**WHAT YOU HAVE TO DO**
Filter the records below for the word "marker". Copy each line that holds it.

**Records that describe figures**
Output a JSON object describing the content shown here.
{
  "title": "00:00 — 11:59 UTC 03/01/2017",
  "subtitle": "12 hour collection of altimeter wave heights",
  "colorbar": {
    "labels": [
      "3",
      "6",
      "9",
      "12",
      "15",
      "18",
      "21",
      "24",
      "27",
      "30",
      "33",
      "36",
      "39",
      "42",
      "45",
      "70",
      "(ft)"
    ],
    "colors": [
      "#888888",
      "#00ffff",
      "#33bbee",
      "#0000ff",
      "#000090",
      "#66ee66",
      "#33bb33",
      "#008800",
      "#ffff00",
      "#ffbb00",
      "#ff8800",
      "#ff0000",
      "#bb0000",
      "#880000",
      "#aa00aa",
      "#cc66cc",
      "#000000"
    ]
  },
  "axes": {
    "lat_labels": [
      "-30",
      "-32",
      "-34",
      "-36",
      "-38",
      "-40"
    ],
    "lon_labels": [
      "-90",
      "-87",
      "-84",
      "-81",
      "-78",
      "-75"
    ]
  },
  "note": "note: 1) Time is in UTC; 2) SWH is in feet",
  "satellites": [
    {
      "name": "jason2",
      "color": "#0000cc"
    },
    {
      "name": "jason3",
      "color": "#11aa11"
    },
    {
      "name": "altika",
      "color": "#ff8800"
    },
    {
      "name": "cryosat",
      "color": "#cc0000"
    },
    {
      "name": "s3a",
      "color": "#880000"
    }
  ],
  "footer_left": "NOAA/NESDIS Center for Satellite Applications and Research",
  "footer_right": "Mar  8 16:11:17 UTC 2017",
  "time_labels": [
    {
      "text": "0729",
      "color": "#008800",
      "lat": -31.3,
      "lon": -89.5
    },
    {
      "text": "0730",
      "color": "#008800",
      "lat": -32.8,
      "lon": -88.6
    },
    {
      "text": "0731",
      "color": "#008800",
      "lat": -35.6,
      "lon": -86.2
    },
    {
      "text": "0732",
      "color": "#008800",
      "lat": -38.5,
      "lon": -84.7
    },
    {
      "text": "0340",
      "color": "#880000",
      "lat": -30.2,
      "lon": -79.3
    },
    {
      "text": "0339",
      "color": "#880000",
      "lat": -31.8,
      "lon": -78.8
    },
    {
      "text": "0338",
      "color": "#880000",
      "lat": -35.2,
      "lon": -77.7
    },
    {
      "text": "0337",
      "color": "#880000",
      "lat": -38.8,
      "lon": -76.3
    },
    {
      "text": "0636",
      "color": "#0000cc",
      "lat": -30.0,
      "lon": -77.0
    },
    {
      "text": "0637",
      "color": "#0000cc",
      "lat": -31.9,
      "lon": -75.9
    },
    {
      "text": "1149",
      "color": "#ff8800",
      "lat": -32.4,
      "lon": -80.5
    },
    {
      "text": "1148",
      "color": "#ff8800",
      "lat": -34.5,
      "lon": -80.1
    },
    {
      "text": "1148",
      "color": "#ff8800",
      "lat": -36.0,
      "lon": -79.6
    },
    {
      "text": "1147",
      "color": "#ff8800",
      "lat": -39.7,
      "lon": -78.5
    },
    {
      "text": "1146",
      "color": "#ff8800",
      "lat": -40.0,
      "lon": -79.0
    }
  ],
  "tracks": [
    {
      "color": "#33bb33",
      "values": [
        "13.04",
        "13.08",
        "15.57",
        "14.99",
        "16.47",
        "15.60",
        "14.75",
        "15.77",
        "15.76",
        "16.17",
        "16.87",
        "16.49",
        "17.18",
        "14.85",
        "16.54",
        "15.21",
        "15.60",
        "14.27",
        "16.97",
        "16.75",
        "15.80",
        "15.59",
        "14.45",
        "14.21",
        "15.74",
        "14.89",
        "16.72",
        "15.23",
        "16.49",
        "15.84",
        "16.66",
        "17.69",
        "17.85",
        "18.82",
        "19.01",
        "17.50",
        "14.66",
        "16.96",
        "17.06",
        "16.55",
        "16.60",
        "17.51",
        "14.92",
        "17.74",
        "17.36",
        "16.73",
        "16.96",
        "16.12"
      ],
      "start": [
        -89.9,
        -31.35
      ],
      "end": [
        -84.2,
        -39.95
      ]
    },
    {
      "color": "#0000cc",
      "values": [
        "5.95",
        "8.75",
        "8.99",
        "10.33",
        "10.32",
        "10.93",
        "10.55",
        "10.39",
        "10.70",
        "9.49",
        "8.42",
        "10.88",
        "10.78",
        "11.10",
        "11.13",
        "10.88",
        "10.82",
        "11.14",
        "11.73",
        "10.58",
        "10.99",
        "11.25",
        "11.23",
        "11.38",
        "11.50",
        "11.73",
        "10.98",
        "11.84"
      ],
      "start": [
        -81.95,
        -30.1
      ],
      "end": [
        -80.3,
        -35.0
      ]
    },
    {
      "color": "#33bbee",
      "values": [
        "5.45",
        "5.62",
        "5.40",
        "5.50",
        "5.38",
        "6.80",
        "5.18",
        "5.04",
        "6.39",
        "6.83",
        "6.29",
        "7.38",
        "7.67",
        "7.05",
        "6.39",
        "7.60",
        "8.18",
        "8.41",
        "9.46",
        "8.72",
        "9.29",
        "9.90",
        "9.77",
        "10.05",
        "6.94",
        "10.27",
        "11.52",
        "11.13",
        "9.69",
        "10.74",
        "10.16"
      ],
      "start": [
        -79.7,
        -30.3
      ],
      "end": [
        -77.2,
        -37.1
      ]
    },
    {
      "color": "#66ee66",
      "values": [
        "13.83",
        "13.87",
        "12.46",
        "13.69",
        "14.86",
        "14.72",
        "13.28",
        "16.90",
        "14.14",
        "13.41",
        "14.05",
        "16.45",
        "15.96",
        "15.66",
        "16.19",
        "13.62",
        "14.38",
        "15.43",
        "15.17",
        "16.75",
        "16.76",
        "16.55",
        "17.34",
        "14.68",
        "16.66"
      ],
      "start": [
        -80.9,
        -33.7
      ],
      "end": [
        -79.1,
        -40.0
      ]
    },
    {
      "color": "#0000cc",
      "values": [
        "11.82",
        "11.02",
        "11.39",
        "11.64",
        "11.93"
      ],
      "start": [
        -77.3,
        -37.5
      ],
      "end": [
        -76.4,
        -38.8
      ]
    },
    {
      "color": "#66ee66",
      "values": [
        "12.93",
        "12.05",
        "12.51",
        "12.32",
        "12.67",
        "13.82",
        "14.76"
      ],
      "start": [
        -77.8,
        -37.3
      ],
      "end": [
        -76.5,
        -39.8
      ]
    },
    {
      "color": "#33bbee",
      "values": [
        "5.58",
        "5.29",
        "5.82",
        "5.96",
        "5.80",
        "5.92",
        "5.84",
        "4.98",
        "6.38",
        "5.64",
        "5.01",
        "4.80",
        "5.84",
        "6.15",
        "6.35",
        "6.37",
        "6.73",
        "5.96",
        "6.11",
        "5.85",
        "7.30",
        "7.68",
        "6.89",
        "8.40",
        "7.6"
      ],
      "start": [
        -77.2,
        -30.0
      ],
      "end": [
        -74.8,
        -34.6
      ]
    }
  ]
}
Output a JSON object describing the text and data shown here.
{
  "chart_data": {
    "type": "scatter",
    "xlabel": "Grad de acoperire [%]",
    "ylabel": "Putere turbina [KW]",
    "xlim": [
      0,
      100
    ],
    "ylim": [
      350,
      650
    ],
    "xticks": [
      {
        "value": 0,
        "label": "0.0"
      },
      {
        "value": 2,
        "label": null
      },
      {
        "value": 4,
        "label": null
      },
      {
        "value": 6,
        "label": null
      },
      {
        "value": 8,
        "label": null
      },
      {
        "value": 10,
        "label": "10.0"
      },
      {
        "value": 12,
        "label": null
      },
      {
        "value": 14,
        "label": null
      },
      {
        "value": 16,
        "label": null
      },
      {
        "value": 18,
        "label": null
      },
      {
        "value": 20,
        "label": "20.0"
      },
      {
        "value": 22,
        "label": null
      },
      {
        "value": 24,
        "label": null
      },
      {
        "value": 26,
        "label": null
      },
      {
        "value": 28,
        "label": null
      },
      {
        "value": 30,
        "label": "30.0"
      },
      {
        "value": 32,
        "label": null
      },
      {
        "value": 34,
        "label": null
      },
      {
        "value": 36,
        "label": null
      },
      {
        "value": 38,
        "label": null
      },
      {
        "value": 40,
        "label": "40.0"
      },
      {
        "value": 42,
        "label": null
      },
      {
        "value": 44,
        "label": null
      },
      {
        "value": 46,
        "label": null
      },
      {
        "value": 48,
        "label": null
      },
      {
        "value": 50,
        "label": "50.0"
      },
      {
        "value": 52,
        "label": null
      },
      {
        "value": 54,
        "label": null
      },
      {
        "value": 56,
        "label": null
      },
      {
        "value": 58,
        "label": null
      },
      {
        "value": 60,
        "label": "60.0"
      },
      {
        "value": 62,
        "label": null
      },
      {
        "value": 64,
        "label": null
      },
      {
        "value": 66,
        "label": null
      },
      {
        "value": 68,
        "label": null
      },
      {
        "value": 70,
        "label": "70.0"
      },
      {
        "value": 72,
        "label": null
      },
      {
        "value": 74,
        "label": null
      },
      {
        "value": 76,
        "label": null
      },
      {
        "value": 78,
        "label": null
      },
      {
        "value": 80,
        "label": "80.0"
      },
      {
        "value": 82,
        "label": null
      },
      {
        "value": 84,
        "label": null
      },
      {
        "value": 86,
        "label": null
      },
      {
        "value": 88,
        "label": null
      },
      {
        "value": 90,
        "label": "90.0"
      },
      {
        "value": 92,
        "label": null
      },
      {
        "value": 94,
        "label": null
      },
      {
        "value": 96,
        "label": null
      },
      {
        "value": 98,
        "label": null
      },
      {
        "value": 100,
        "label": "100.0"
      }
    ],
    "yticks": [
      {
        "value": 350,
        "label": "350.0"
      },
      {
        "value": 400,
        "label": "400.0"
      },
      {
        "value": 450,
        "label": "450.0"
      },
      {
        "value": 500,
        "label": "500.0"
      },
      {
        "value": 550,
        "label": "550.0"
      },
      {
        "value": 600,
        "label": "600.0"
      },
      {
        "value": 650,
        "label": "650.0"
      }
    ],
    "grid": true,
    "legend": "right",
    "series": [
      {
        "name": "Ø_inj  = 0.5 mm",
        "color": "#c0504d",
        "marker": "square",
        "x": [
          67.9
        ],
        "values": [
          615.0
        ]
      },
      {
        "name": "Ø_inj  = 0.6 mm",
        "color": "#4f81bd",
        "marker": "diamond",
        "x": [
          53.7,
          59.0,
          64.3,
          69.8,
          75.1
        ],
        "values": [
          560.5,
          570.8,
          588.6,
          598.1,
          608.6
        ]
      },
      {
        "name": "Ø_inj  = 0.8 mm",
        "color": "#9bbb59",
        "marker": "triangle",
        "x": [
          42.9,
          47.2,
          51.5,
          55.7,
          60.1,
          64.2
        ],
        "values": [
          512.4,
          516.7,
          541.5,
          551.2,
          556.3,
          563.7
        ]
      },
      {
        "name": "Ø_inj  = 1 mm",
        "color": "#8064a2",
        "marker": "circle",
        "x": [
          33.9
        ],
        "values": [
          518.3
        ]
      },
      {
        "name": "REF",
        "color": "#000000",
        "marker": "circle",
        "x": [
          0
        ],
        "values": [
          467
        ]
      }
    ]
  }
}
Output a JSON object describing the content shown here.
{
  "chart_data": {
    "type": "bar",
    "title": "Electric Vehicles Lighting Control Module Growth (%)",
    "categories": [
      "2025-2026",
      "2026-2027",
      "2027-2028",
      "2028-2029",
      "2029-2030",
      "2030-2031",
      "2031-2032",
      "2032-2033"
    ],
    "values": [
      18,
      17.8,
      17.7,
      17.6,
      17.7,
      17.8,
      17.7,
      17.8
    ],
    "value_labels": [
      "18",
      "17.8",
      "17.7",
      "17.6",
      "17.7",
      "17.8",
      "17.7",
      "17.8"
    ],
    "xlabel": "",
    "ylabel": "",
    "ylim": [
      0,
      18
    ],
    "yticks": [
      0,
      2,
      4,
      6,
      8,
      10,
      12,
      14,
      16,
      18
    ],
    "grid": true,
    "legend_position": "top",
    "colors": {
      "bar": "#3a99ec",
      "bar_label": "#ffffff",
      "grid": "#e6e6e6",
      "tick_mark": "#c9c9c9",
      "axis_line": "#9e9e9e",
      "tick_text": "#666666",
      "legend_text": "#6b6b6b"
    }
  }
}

**EXERCISE SOLUTION**
        "marker": "square",
        "marker": "diamond",
        "marker": "triangle",
        "marker": "circle",
        "marker": "circle",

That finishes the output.